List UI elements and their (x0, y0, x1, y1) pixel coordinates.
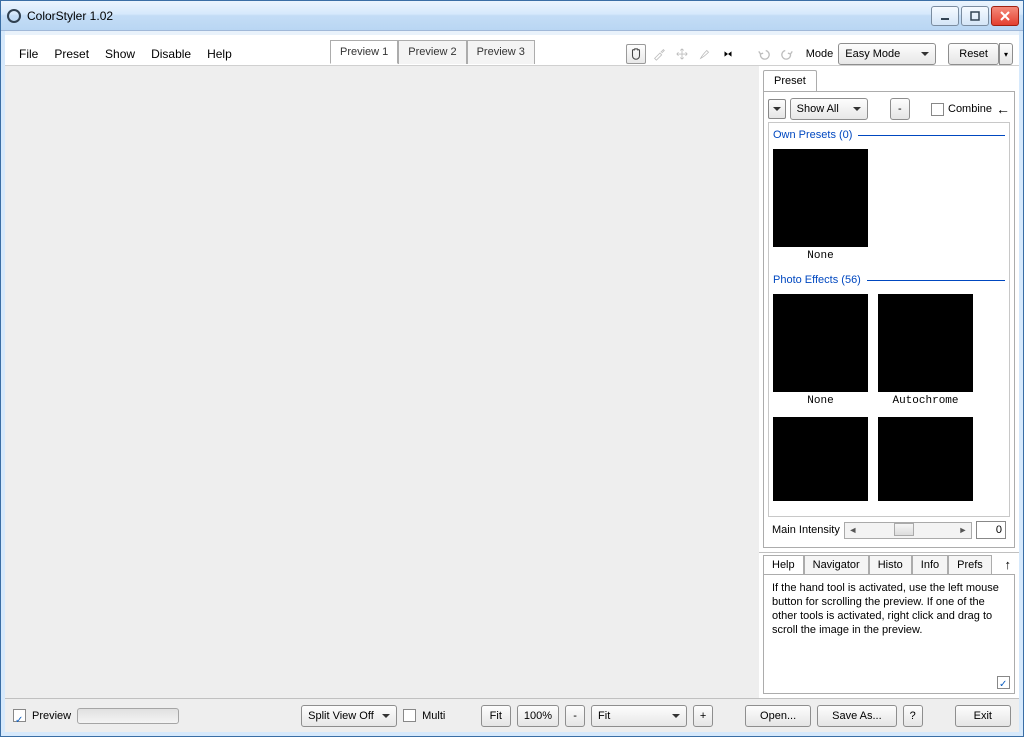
help-text: If the hand tool is activated, use the l… (772, 582, 999, 636)
multi-checkbox[interactable] (403, 709, 416, 722)
splitview-select[interactable]: Split View Off (301, 705, 397, 727)
menu-show[interactable]: Show (97, 43, 143, 65)
fit-button[interactable]: Fit (481, 705, 511, 727)
menu-file[interactable]: File (11, 43, 46, 65)
intensity-value[interactable]: 0 (976, 521, 1006, 539)
saveas-button[interactable]: Save As... (817, 705, 897, 727)
titlebar: ColorStyler 1.02 (1, 1, 1023, 31)
minimize-button[interactable] (931, 6, 959, 26)
undo-icon[interactable] (754, 44, 774, 64)
menu-help[interactable]: Help (199, 43, 240, 65)
help-pin-checkbox[interactable] (997, 676, 1010, 689)
open-button[interactable]: Open... (745, 705, 811, 727)
preset-tab[interactable]: Preset (763, 70, 817, 91)
redo-icon[interactable] (777, 44, 797, 64)
preview-canvas[interactable] (5, 66, 759, 698)
menubar: File Preset Show Disable Help (11, 43, 240, 65)
top-toolbar: File Preset Show Disable Help Preview 1 … (5, 31, 1019, 65)
expand-up-icon[interactable]: ↑ (1005, 557, 1016, 572)
hand-tool-icon[interactable] (626, 44, 646, 64)
exit-button[interactable]: Exit (955, 705, 1011, 727)
side-panel: Preset Show All - Combine ← (759, 66, 1019, 698)
eyedropper-icon[interactable] (649, 44, 669, 64)
preset-thumb[interactable] (773, 417, 868, 501)
info-panel: Help Navigator Histo Info Prefs ↑ If the… (759, 552, 1019, 698)
back-arrow-icon[interactable]: ← (996, 101, 1010, 117)
middle-area: Preset Show All - Combine ← (5, 65, 1019, 698)
preset-image (773, 149, 868, 247)
preset-label: None (773, 247, 868, 262)
preset-thumb[interactable]: Autochrome (878, 294, 973, 407)
brush-tool-icon[interactable] (695, 44, 715, 64)
tab-help[interactable]: Help (763, 555, 804, 574)
preset-image (878, 294, 973, 392)
preview-tabs: Preview 1 Preview 2 Preview 3 (330, 40, 535, 64)
zoom-in-button[interactable]: + (693, 705, 713, 727)
zoom-out-button[interactable]: - (565, 705, 585, 727)
zoom-select[interactable]: Fit (591, 705, 687, 727)
app-icon (7, 9, 21, 23)
combine-checkbox[interactable] (931, 103, 944, 116)
preset-label: None (773, 392, 868, 407)
intensity-label: Main Intensity (772, 524, 840, 536)
preset-image (773, 294, 868, 392)
menu-disable[interactable]: Disable (143, 43, 199, 65)
slider-thumb[interactable] (894, 523, 914, 536)
preset-list[interactable]: Own Presets (0) None Photo Effects (56) (768, 122, 1010, 517)
maximize-button[interactable] (961, 6, 989, 26)
preset-filter-select[interactable]: Show All (790, 98, 869, 120)
tab-preview-1[interactable]: Preview 1 (330, 40, 398, 64)
preset-category-dropdown[interactable] (768, 99, 786, 119)
preset-thumb[interactable] (878, 417, 973, 501)
preset-thumb[interactable]: None (773, 149, 868, 262)
tab-preview-2[interactable]: Preview 2 (398, 40, 466, 64)
tab-histo[interactable]: Histo (869, 555, 912, 574)
tab-info[interactable]: Info (912, 555, 948, 574)
client-area: File Preset Show Disable Help Preview 1 … (1, 31, 1023, 736)
multi-label: Multi (422, 710, 445, 722)
mode-select[interactable]: Easy Mode (838, 43, 936, 65)
window-title: ColorStyler 1.02 (27, 9, 931, 23)
menu-preset[interactable]: Preset (46, 43, 97, 65)
combine-label: Combine (948, 103, 992, 115)
preset-image (878, 417, 973, 501)
move-tool-icon[interactable] (672, 44, 692, 64)
compare-icon[interactable] (718, 44, 738, 64)
preview-checkbox[interactable] (13, 709, 26, 722)
preset-label: Autochrome (878, 392, 973, 407)
bottom-bar: Preview Split View Off Multi Fit 100% - … (5, 698, 1019, 732)
right-tools: Mode Easy Mode Reset ▾ (626, 43, 1013, 65)
reset-button[interactable]: Reset (948, 43, 999, 65)
tab-prefs[interactable]: Prefs (948, 555, 992, 574)
intensity-row: Main Intensity ◄ ► 0 (768, 517, 1010, 543)
reset-dropdown[interactable]: ▾ (999, 43, 1013, 65)
collapse-groups-button[interactable]: - (890, 98, 910, 120)
tab-navigator[interactable]: Navigator (804, 555, 869, 574)
mode-label: Mode (806, 48, 834, 60)
preset-image (773, 417, 868, 501)
help-button[interactable]: ? (903, 705, 923, 727)
preset-panel: Show All - Combine ← Own Presets (0) (763, 91, 1015, 548)
window: ColorStyler 1.02 File Preset Show Disabl… (0, 0, 1024, 737)
preset-thumb[interactable]: None (773, 294, 868, 407)
zoom-button[interactable]: 100% (517, 705, 559, 727)
preview-label: Preview (32, 710, 71, 722)
group-own-presets[interactable]: Own Presets (0) (773, 127, 1005, 145)
tab-preview-3[interactable]: Preview 3 (467, 40, 535, 64)
close-button[interactable] (991, 6, 1019, 26)
progress-bar (77, 708, 179, 724)
help-body: If the hand tool is activated, use the l… (763, 574, 1015, 694)
group-photo-effects[interactable]: Photo Effects (56) (773, 272, 1005, 290)
intensity-slider[interactable]: ◄ ► (844, 522, 972, 539)
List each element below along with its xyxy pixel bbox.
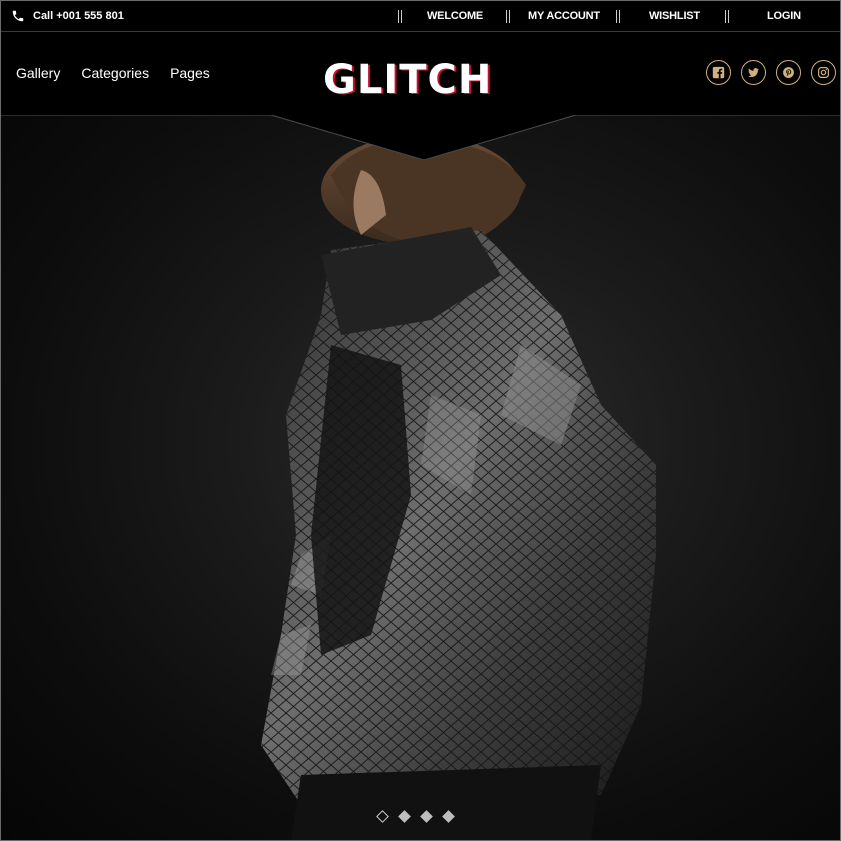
hero-slide-image[interactable]	[1, 115, 840, 840]
phone-icon	[12, 10, 24, 22]
instagram-icon[interactable]	[811, 60, 836, 85]
site-logo[interactable]: GLITCH	[323, 60, 492, 100]
nav-pages[interactable]: Pages	[170, 65, 210, 81]
pinterest-icon[interactable]	[776, 60, 801, 85]
call-info[interactable]: Call +001 555 801	[11, 9, 124, 23]
model-figure	[261, 135, 656, 840]
main-header: Gallery Categories Pages GLITCH	[1, 32, 840, 115]
separator	[725, 10, 729, 23]
separator	[398, 10, 402, 23]
facebook-icon[interactable]	[706, 60, 731, 85]
separator	[616, 10, 620, 23]
twitter-icon[interactable]	[741, 60, 766, 85]
my-account-link[interactable]: MY ACCOUNT	[528, 10, 600, 22]
call-text: Call +001 555 801	[33, 10, 124, 22]
wishlist-link[interactable]: WISHLIST	[649, 10, 700, 22]
social-links	[706, 60, 836, 85]
login-link[interactable]: LOGIN	[767, 10, 801, 22]
main-nav: Gallery Categories Pages	[16, 65, 210, 81]
nav-categories[interactable]: Categories	[81, 65, 149, 81]
nav-gallery[interactable]: Gallery	[16, 65, 60, 81]
slide-dot-1[interactable]	[376, 810, 389, 823]
slide-dot-2[interactable]	[398, 810, 411, 823]
separator	[506, 10, 510, 23]
slide-dot-4[interactable]	[442, 810, 455, 823]
top-bar: Call +001 555 801 WELCOME MY ACCOUNT WIS…	[1, 1, 840, 32]
slide-dot-3[interactable]	[420, 810, 433, 823]
page: Call +001 555 801 WELCOME MY ACCOUNT WIS…	[0, 0, 841, 841]
welcome-link[interactable]: WELCOME	[427, 10, 483, 22]
header-chevron	[1, 114, 840, 161]
slider-dots	[376, 810, 455, 823]
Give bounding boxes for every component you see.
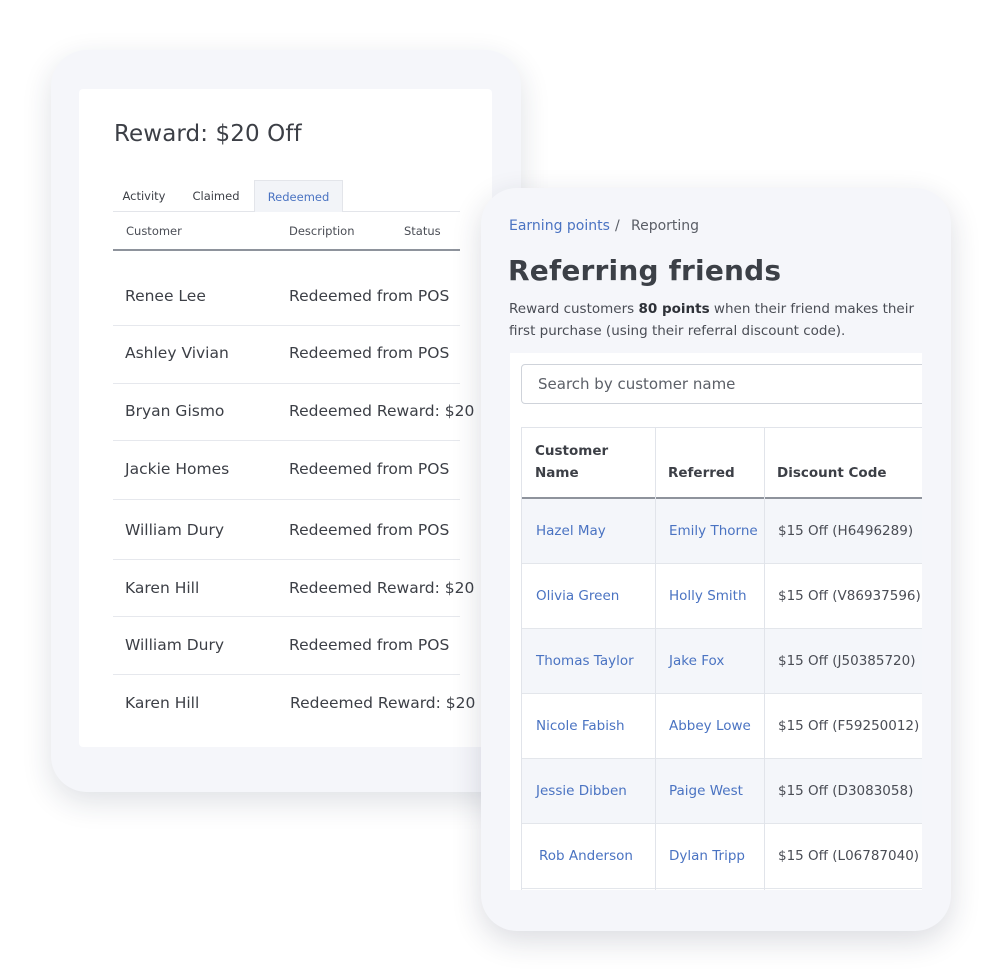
referred-name-link[interactable]: Emily Thorne [669,499,758,563]
column-header-discount-code[interactable]: Discount Code [777,462,887,484]
referred-name-link[interactable]: Paige West [669,759,743,823]
customer-name-link[interactable]: Nicole Fabish [536,694,625,758]
table-row[interactable]: Renee Lee Redeemed from POS [113,251,460,326]
customer-name: William Dury [125,636,225,654]
redemption-description: Redeemed from POS [289,460,450,478]
table-row[interactable]: Thomas Taylor Jake Fox $15 Off (J5038572… [522,629,922,694]
discount-code: $15 Off (H6496289) [778,523,914,539]
reward-title: Reward: $20 Off [114,121,302,147]
customer-name-link[interactable]: Thomas Taylor [536,629,634,693]
redemption-description: Redeemed from POS [289,521,450,539]
redemption-description: Redeemed from POS [289,636,450,654]
breadcrumb-current: Reporting [631,218,700,234]
referral-table: Customer Name Referred Discount Code Haz… [521,427,922,890]
discount-code: $15 Off (V86937596) [778,588,921,604]
table-row[interactable]: Jackie Homes Redeemed from POS [113,441,460,500]
customer-name-link[interactable]: Hazel May [536,499,606,563]
customer-name-link[interactable]: Jessie Dibben [536,759,627,823]
breadcrumb-separator: / [615,218,620,234]
customer-name: Jackie Homes [125,460,230,478]
column-header-customer[interactable]: Customer [126,224,182,238]
customer-name: William Dury [125,521,225,539]
referred-name-link[interactable]: Jake Fox [669,629,724,693]
customer-name: Karen Hill [125,694,200,712]
redemption-description: Redeemed from POS [289,344,450,362]
tab-redeemed[interactable]: Redeemed [254,180,343,212]
reward-card: Reward: $20 Off Activity Claimed Redeeme… [51,50,521,792]
page-title: Referring friends [508,254,782,287]
discount-code: $15 Off (J50385720) [778,653,916,669]
referred-name-link[interactable]: Holly Smith [669,564,747,628]
table-row[interactable]: Nicole Fabish Abbey Lowe $15 Off (F59250… [522,694,922,759]
customer-name: Karen Hill [125,579,200,597]
redemption-description: Redeemed Reward: $20 [290,694,476,712]
table-row[interactable]: Karen Hill Redeemed Reward: $20 [113,675,475,735]
customer-name-link[interactable]: Olivia Green [536,564,619,628]
points-amount: 80 points [638,301,710,317]
page-description: Reward customers 80 points when their fr… [509,298,929,342]
tab-activity[interactable]: Activity [113,180,175,212]
customer-name: Ashley Vivian [125,344,229,362]
column-divider [655,427,656,890]
table-row[interactable]: Ashley Vivian Redeemed from POS [113,326,460,384]
reward-panel: Reward: $20 Off Activity Claimed Redeeme… [79,89,492,747]
description-before: Reward customers [509,301,639,317]
table-row[interactable]: Hazel May Emily Thorne $15 Off (H6496289… [522,499,922,564]
table-row[interactable]: Rob Anderson Dylan Tripp $15 Off (L06787… [522,824,922,889]
reward-tabs: Activity Claimed Redeemed [113,180,460,212]
table-header: Customer Name Referred Discount Code [522,427,922,499]
column-header-description[interactable]: Description [289,224,355,238]
referral-table-panel: Customer Name Referred Discount Code Haz… [510,353,922,890]
table-row[interactable]: Olivia Green Holly Smith $15 Off (V86937… [522,564,922,629]
tab-claimed[interactable]: Claimed [181,180,251,212]
table-row[interactable]: William Dury Redeemed from POS [113,500,460,560]
redemption-description: Redeemed from POS [289,287,450,305]
search-input[interactable] [521,364,922,404]
customer-name: Bryan Gismo [125,402,225,420]
redemption-description: Redeemed Reward: $20 [289,579,475,597]
customer-name: Renee Lee [125,287,206,305]
redemption-description: Redeemed Reward: $20 [289,402,475,420]
column-divider [764,427,765,890]
referred-name-link[interactable]: Abbey Lowe [669,694,751,758]
customer-name-link[interactable]: Rob Anderson [539,824,633,888]
table-row[interactable]: William Dury Redeemed from POS [113,617,460,675]
table-row[interactable]: Bryan Gismo Redeemed Reward: $20 [113,384,474,441]
table-row[interactable]: Karen Hill Redeemed Reward: $20 [113,560,474,617]
column-header-customer-name[interactable]: Customer Name [535,440,625,484]
referral-card: Earning points / Reporting Referring fri… [481,188,951,931]
discount-code: $15 Off (D3083058) [778,783,914,799]
column-header-status[interactable]: Status [404,224,441,238]
column-header-referred[interactable]: Referred [668,462,735,484]
discount-code: $15 Off (F59250012) [778,718,920,734]
table-row[interactable]: Jessie Dibben Paige West $15 Off (D30830… [522,759,922,824]
breadcrumb-earning-points[interactable]: Earning points [509,218,610,234]
discount-code: $15 Off (L06787040) [778,848,920,864]
referred-name-link[interactable]: Dylan Tripp [669,824,745,888]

» What to work on:
Echo back the records from the line with "referred-name-link[interactable]: Emily Thorne" up to and including the line with "redemption-description: Redeemed from POS [289,460,450,478]".

» Output of the task:
referred-name-link[interactable]: Emily Thorne [669,499,758,563]
column-header-discount-code[interactable]: Discount Code [777,462,887,484]
referred-name-link[interactable]: Paige West [669,759,743,823]
customer-name-link[interactable]: Nicole Fabish [536,694,625,758]
table-row[interactable]: Renee Lee Redeemed from POS [113,251,460,326]
customer-name: William Dury [125,636,225,654]
redemption-description: Redeemed from POS [289,460,450,478]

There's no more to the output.